Entries with figure data

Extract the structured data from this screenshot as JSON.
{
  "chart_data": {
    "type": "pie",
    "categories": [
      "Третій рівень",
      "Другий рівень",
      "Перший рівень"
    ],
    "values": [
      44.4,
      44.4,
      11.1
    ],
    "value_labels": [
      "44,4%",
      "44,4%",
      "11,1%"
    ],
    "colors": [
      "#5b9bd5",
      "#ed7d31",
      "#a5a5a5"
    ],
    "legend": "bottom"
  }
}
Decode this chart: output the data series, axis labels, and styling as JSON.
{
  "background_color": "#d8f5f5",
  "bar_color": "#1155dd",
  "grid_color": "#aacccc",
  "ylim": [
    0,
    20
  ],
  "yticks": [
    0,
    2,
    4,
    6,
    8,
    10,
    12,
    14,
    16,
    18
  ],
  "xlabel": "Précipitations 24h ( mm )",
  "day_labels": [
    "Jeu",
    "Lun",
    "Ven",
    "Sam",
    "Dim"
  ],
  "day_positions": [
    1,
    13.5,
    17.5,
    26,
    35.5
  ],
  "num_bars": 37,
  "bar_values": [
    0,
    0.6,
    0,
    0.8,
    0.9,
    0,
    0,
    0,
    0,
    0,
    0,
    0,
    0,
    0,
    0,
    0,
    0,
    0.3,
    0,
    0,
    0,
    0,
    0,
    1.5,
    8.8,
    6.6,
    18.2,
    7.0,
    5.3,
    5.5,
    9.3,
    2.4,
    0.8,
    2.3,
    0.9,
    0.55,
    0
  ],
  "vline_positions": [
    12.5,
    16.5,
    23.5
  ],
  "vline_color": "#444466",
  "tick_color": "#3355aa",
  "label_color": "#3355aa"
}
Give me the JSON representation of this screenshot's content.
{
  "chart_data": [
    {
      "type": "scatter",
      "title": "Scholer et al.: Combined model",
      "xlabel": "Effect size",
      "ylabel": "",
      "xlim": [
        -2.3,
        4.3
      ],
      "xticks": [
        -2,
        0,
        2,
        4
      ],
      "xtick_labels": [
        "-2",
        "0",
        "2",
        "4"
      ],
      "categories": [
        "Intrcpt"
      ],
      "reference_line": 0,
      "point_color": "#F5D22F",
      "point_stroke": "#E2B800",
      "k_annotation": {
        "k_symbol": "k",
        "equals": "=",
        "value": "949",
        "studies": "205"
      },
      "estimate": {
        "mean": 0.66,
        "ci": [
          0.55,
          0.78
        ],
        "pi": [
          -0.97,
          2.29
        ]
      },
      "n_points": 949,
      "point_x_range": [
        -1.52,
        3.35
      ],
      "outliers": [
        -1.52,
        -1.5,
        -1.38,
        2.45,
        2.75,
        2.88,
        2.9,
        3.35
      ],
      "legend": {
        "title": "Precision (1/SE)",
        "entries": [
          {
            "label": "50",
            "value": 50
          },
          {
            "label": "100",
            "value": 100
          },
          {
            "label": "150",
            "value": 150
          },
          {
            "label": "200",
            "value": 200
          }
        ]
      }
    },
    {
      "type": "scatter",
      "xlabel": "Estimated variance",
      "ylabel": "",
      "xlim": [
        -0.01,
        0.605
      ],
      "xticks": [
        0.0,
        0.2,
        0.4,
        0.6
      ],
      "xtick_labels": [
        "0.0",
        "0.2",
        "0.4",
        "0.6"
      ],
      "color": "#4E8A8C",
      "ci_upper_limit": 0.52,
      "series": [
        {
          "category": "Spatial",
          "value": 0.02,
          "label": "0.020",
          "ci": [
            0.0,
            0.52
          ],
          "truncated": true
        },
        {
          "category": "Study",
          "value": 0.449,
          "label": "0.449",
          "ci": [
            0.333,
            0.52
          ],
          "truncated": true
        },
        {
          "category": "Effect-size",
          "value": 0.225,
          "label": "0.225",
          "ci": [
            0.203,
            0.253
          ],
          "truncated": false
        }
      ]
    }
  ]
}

TASK STATEMENT: Report how many lines in the entries hold the string "this". Nothing but the number is wanted.

ANSWER BELOW: 3